Exercise goal: Pictures do not belong in the copy; restate the records below word for word.

───── Input for this task

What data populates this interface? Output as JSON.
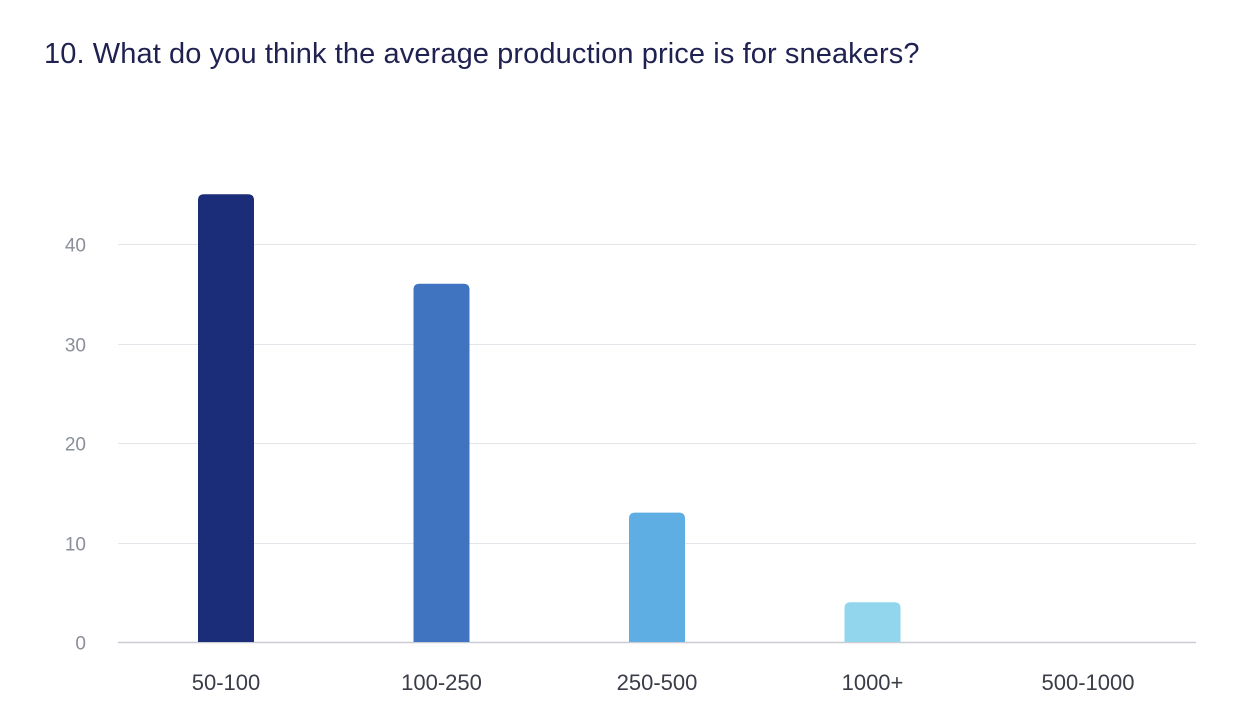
{
  "chart_data": {
    "type": "bar",
    "title": "10. What do you think the average production price is for sneakers?",
    "categories": [
      "50-100",
      "100-250",
      "250-500",
      "1000+",
      "500-1000"
    ],
    "values": [
      45,
      36,
      13,
      4,
      0
    ],
    "ylim": [
      0,
      48
    ],
    "yticks": [
      0,
      10,
      20,
      30,
      40
    ],
    "grid": true,
    "colors": [
      "#1b2d78",
      "#4174c0",
      "#5faee3",
      "#92d6ee",
      "#c9ecf7"
    ]
  }
}
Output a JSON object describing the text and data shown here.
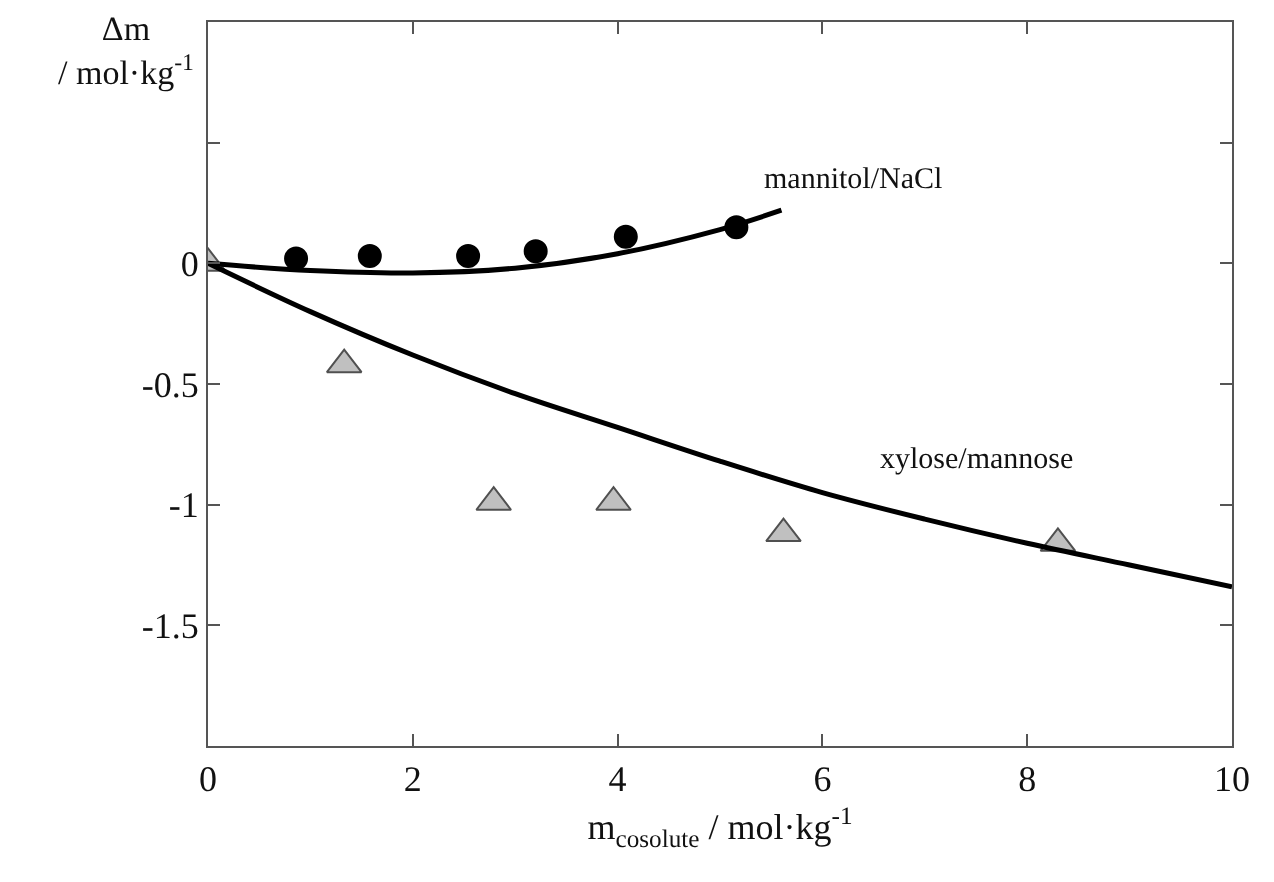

──────────

Completed exercise:
What data populates this interface? Output as JSON.
{
  "chart_data": {
    "type": "bar",
    "title": "10. What do you think the average production price is for sneakers?",
    "categories": [
      "50-100",
      "100-250",
      "250-500",
      "1000+",
      "500-1000"
    ],
    "values": [
      45,
      36,
      13,
      4,
      0
    ],
    "ylim": [
      0,
      48
    ],
    "yticks": [
      0,
      10,
      20,
      30,
      40
    ],
    "grid": true,
    "colors": [
      "#1b2d78",
      "#4174c0",
      "#5faee3",
      "#92d6ee",
      "#c9ecf7"
    ]
  }
}
Output a JSON object describing the text and data shown here.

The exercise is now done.